- SHORT TASK -
Read the records and write them out again exactly.

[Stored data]
====

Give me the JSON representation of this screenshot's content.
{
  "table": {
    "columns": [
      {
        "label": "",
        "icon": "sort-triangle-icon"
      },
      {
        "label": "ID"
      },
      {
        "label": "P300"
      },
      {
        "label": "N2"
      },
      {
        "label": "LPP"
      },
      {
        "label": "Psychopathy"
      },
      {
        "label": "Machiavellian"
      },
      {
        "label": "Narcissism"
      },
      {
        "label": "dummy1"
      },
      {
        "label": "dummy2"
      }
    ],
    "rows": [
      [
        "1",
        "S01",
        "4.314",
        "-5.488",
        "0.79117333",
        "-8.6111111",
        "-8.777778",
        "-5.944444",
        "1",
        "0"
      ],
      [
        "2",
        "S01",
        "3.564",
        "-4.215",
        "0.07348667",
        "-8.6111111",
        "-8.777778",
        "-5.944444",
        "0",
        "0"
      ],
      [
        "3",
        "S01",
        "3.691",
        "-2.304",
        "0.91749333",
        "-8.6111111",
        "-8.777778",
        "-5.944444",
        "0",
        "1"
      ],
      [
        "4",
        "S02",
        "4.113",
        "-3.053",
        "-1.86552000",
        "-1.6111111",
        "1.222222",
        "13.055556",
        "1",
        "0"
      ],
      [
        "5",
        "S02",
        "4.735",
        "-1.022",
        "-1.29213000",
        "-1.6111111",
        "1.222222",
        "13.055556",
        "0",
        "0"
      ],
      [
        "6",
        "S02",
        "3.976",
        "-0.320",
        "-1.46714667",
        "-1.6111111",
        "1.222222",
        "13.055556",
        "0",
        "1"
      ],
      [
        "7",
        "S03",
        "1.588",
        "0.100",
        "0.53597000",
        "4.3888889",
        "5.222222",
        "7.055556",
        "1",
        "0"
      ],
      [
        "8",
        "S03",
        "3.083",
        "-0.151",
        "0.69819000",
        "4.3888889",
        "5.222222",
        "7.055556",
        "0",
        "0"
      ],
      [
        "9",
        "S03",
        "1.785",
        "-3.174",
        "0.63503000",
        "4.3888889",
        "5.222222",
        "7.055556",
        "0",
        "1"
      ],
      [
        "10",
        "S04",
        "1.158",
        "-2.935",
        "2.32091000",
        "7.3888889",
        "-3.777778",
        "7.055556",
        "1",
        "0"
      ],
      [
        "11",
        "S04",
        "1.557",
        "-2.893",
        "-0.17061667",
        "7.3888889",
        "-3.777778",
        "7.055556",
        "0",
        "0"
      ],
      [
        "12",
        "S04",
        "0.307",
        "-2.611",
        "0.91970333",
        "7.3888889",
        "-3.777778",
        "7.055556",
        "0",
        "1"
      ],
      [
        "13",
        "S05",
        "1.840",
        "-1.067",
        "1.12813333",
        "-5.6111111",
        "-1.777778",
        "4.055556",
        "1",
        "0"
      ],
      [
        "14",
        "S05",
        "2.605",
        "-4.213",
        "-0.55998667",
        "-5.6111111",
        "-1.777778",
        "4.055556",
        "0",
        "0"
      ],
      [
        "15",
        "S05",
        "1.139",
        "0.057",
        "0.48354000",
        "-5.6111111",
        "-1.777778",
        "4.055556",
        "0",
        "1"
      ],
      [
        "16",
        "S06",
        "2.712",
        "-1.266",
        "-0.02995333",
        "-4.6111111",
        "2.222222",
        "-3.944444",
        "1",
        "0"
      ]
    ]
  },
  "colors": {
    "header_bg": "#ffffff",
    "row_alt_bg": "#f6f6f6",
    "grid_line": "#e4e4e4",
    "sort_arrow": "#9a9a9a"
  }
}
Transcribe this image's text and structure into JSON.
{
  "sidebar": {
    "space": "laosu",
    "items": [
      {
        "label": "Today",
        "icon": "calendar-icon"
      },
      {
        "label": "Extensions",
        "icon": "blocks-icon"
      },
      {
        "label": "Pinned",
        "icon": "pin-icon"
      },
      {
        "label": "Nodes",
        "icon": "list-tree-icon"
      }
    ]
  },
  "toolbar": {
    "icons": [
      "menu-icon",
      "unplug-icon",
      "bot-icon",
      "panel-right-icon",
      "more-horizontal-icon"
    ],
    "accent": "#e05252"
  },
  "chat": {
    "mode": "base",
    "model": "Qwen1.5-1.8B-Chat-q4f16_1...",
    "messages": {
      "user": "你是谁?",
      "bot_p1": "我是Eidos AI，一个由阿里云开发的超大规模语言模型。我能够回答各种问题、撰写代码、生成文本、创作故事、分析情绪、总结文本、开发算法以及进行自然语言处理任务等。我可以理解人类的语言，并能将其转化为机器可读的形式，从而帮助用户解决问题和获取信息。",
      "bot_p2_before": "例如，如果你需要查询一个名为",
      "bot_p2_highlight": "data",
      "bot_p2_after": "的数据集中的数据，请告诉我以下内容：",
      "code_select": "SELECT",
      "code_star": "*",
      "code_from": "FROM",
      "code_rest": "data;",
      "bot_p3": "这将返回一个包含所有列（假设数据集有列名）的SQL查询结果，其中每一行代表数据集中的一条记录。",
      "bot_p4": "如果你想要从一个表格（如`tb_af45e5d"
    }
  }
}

====

- RESPONSE TO THE EXERCISE -
Give me the JSON representation of this screenshot's content.
{
  "table": {
    "columns": [
      {
        "label": "",
        "icon": "sort-triangle-icon"
      },
      {
        "label": "ID"
      },
      {
        "label": "P300"
      },
      {
        "label": "N2"
      },
      {
        "label": "LPP"
      },
      {
        "label": "Psychopathy"
      },
      {
        "label": "Machiavellian"
      },
      {
        "label": "Narcissism"
      },
      {
        "label": "dummy1"
      },
      {
        "label": "dummy2"
      }
    ],
    "rows": [
      [
        "1",
        "S01",
        "4.314",
        "-5.488",
        "0.79117333",
        "-8.6111111",
        "-8.777778",
        "-5.944444",
        "1",
        "0"
      ],
      [
        "2",
        "S01",
        "3.564",
        "-4.215",
        "0.07348667",
        "-8.6111111",
        "-8.777778",
        "-5.944444",
        "0",
        "0"
      ],
      [
        "3",
        "S01",
        "3.691",
        "-2.304",
        "0.91749333",
        "-8.6111111",
        "-8.777778",
        "-5.944444",
        "0",
        "1"
      ],
      [
        "4",
        "S02",
        "4.113",
        "-3.053",
        "-1.86552000",
        "-1.6111111",
        "1.222222",
        "13.055556",
        "1",
        "0"
      ],
      [
        "5",
        "S02",
        "4.735",
        "-1.022",
        "-1.29213000",
        "-1.6111111",
        "1.222222",
        "13.055556",
        "0",
        "0"
      ],
      [
        "6",
        "S02",
        "3.976",
        "-0.320",
        "-1.46714667",
        "-1.6111111",
        "1.222222",
        "13.055556",
        "0",
        "1"
      ],
      [
        "7",
        "S03",
        "1.588",
        "0.100",
        "0.53597000",
        "4.3888889",
        "5.222222",
        "7.055556",
        "1",
        "0"
      ],
      [
        "8",
        "S03",
        "3.083",
        "-0.151",
        "0.69819000",
        "4.3888889",
        "5.222222",
        "7.055556",
        "0",
        "0"
      ],
      [
        "9",
        "S03",
        "1.785",
        "-3.174",
        "0.63503000",
        "4.3888889",
        "5.222222",
        "7.055556",
        "0",
        "1"
      ],
      [
        "10",
        "S04",
        "1.158",
        "-2.935",
        "2.32091000",
        "7.3888889",
        "-3.777778",
        "7.055556",
        "1",
        "0"
      ],
      [
        "11",
        "S04",
        "1.557",
        "-2.893",
        "-0.17061667",
        "7.3888889",
        "-3.777778",
        "7.055556",
        "0",
        "0"
      ],
      [
        "12",
        "S04",
        "0.307",
        "-2.611",
        "0.91970333",
        "7.3888889",
        "-3.777778",
        "7.055556",
        "0",
        "1"
      ],
      [
        "13",
        "S05",
        "1.840",
        "-1.067",
        "1.12813333",
        "-5.6111111",
        "-1.777778",
        "4.055556",
        "1",
        "0"
      ],
      [
        "14",
        "S05",
        "2.605",
        "-4.213",
        "-0.55998667",
        "-5.6111111",
        "-1.777778",
        "4.055556",
        "0",
        "0"
      ],
      [
        "15",
        "S05",
        "1.139",
        "0.057",
        "0.48354000",
        "-5.6111111",
        "-1.777778",
        "4.055556",
        "0",
        "1"
      ],
      [
        "16",
        "S06",
        "2.712",
        "-1.266",
        "-0.02995333",
        "-4.6111111",
        "2.222222",
        "-3.944444",
        "1",
        "0"
      ]
    ]
  },
  "colors": {
    "header_bg": "#ffffff",
    "row_alt_bg": "#f6f6f6",
    "grid_line": "#e4e4e4",
    "sort_arrow": "#9a9a9a"
  }
}
Transcribe this image's text and structure into JSON.
{
  "sidebar": {
    "space": "laosu",
    "items": [
      {
        "label": "Today",
        "icon": "calendar-icon"
      },
      {
        "label": "Extensions",
        "icon": "blocks-icon"
      },
      {
        "label": "Pinned",
        "icon": "pin-icon"
      },
      {
        "label": "Nodes",
        "icon": "list-tree-icon"
      }
    ]
  },
  "toolbar": {
    "icons": [
      "menu-icon",
      "unplug-icon",
      "bot-icon",
      "panel-right-icon",
      "more-horizontal-icon"
    ],
    "accent": "#e05252"
  },
  "chat": {
    "mode": "base",
    "model": "Qwen1.5-1.8B-Chat-q4f16_1...",
    "messages": {
      "user": "你是谁?",
      "bot_p1": "我是Eidos AI，一个由阿里云开发的超大规模语言模型。我能够回答各种问题、撰写代码、生成文本、创作故事、分析情绪、总结文本、开发算法以及进行自然语言处理任务等。我可以理解人类的语言，并能将其转化为机器可读的形式，从而帮助用户解决问题和获取信息。",
      "bot_p2_before": "例如，如果你需要查询一个名为",
      "bot_p2_highlight": "data",
      "bot_p2_after": "的数据集中的数据，请告诉我以下内容：",
      "code_select": "SELECT",
      "code_star": "*",
      "code_from": "FROM",
      "code_rest": "data;",
      "bot_p3": "这将返回一个包含所有列（假设数据集有列名）的SQL查询结果，其中每一行代表数据集中的一条记录。",
      "bot_p4": "如果你想要从一个表格（如`tb_af45e5d"
    }
  }
}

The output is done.